Records from a data collection>

>>>

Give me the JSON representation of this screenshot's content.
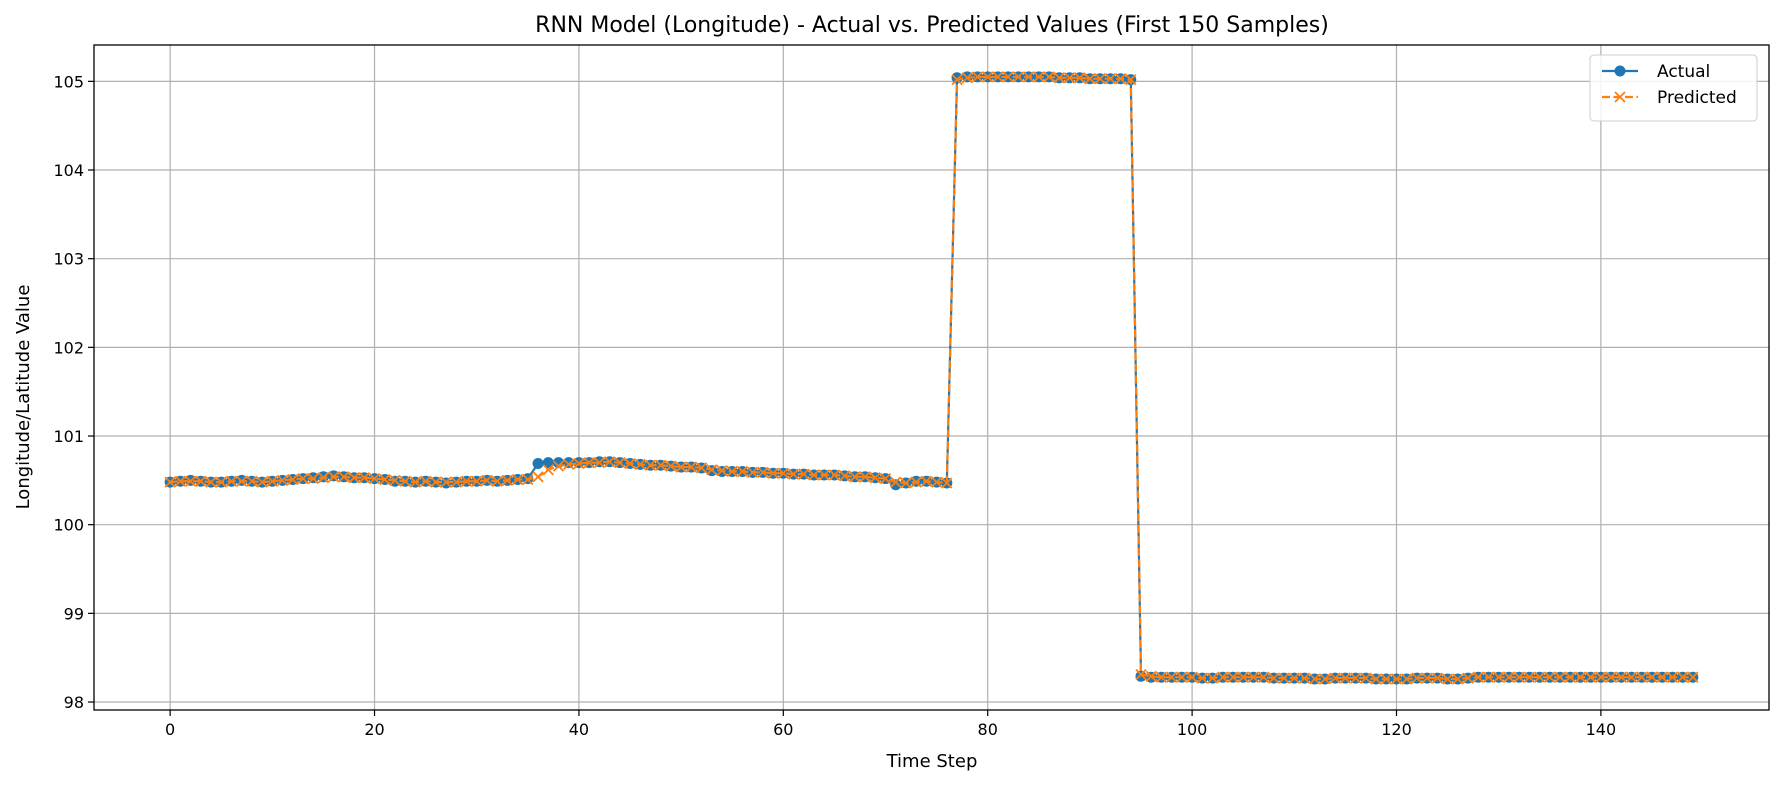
{
  "chart_data": {
    "type": "line",
    "title": "RNN Model (Longitude) - Actual vs. Predicted Values (First 150 Samples)",
    "xlabel": "Time Step",
    "ylabel": "Longitude/Latitude Value",
    "xlim": [
      -7.45,
      156.45
    ],
    "ylim": [
      97.91,
      105.41
    ],
    "xticks": [
      0,
      20,
      40,
      60,
      80,
      100,
      120,
      140
    ],
    "yticks": [
      98,
      99,
      100,
      101,
      102,
      103,
      104,
      105
    ],
    "grid": true,
    "legend_position": "top-right",
    "series": [
      {
        "name": "Actual",
        "color": "#1f77b4",
        "marker": "circle",
        "line_style": "solid",
        "values": [
          100.48,
          100.49,
          100.5,
          100.49,
          100.48,
          100.48,
          100.49,
          100.5,
          100.49,
          100.48,
          100.49,
          100.5,
          100.51,
          100.52,
          100.53,
          100.54,
          100.55,
          100.54,
          100.53,
          100.53,
          100.52,
          100.51,
          100.49,
          100.49,
          100.48,
          100.49,
          100.48,
          100.47,
          100.48,
          100.49,
          100.49,
          100.5,
          100.49,
          100.5,
          100.51,
          100.52,
          100.69,
          100.7,
          100.7,
          100.7,
          100.7,
          100.7,
          100.71,
          100.71,
          100.7,
          100.69,
          100.68,
          100.67,
          100.67,
          100.66,
          100.65,
          100.65,
          100.64,
          100.61,
          100.6,
          100.6,
          100.6,
          100.59,
          100.59,
          100.58,
          100.58,
          100.57,
          100.57,
          100.56,
          100.56,
          100.56,
          100.55,
          100.54,
          100.54,
          100.53,
          100.52,
          100.45,
          100.47,
          100.49,
          100.49,
          100.48,
          100.47,
          105.04,
          105.05,
          105.05,
          105.05,
          105.05,
          105.05,
          105.05,
          105.05,
          105.05,
          105.05,
          105.04,
          105.04,
          105.04,
          105.03,
          105.03,
          105.03,
          105.03,
          105.02,
          98.29,
          98.28,
          98.28,
          98.28,
          98.28,
          98.28,
          98.27,
          98.27,
          98.28,
          98.28,
          98.28,
          98.28,
          98.28,
          98.27,
          98.27,
          98.27,
          98.27,
          98.26,
          98.26,
          98.27,
          98.27,
          98.27,
          98.27,
          98.26,
          98.26,
          98.26,
          98.26,
          98.27,
          98.27,
          98.27,
          98.26,
          98.26,
          98.27,
          98.28,
          98.28,
          98.28,
          98.28,
          98.28,
          98.28,
          98.28,
          98.28,
          98.28,
          98.28,
          98.28,
          98.28,
          98.28,
          98.28,
          98.28,
          98.28,
          98.28,
          98.28,
          98.28,
          98.28,
          98.28,
          98.28
        ]
      },
      {
        "name": "Predicted",
        "color": "#ff7f0e",
        "marker": "x",
        "line_style": "dashed",
        "values": [
          100.48,
          100.49,
          100.49,
          100.49,
          100.48,
          100.48,
          100.49,
          100.49,
          100.49,
          100.48,
          100.49,
          100.5,
          100.51,
          100.52,
          100.52,
          100.53,
          100.54,
          100.54,
          100.53,
          100.53,
          100.52,
          100.51,
          100.5,
          100.49,
          100.48,
          100.49,
          100.48,
          100.48,
          100.48,
          100.49,
          100.49,
          100.5,
          100.49,
          100.5,
          100.51,
          100.51,
          100.54,
          100.62,
          100.66,
          100.68,
          100.69,
          100.7,
          100.7,
          100.71,
          100.7,
          100.69,
          100.68,
          100.67,
          100.67,
          100.66,
          100.65,
          100.65,
          100.64,
          100.62,
          100.61,
          100.6,
          100.6,
          100.59,
          100.59,
          100.58,
          100.58,
          100.57,
          100.57,
          100.56,
          100.56,
          100.56,
          100.55,
          100.54,
          100.54,
          100.53,
          100.52,
          100.48,
          100.47,
          100.48,
          100.49,
          100.48,
          100.47,
          105.02,
          105.04,
          105.05,
          105.05,
          105.05,
          105.05,
          105.05,
          105.05,
          105.05,
          105.05,
          105.04,
          105.04,
          105.04,
          105.03,
          105.03,
          105.03,
          105.03,
          105.02,
          98.31,
          98.29,
          98.28,
          98.28,
          98.28,
          98.28,
          98.27,
          98.27,
          98.28,
          98.28,
          98.28,
          98.28,
          98.28,
          98.27,
          98.27,
          98.27,
          98.27,
          98.26,
          98.26,
          98.27,
          98.27,
          98.27,
          98.27,
          98.26,
          98.26,
          98.26,
          98.26,
          98.27,
          98.27,
          98.27,
          98.26,
          98.26,
          98.27,
          98.28,
          98.28,
          98.28,
          98.28,
          98.28,
          98.28,
          98.28,
          98.28,
          98.28,
          98.28,
          98.28,
          98.28,
          98.28,
          98.28,
          98.28,
          98.28,
          98.28,
          98.28,
          98.28,
          98.28,
          98.28,
          98.28
        ]
      }
    ]
  }
}
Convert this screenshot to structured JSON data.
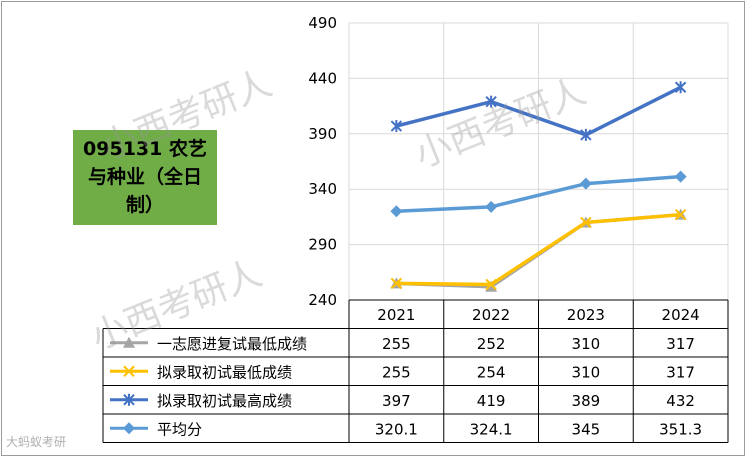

<<<

WRITTEN PROBLEM>
Give the count of lines in the data shown above that contain "JSON", and nothing else.

SOLUTION FOR THIS EXERCISE>
2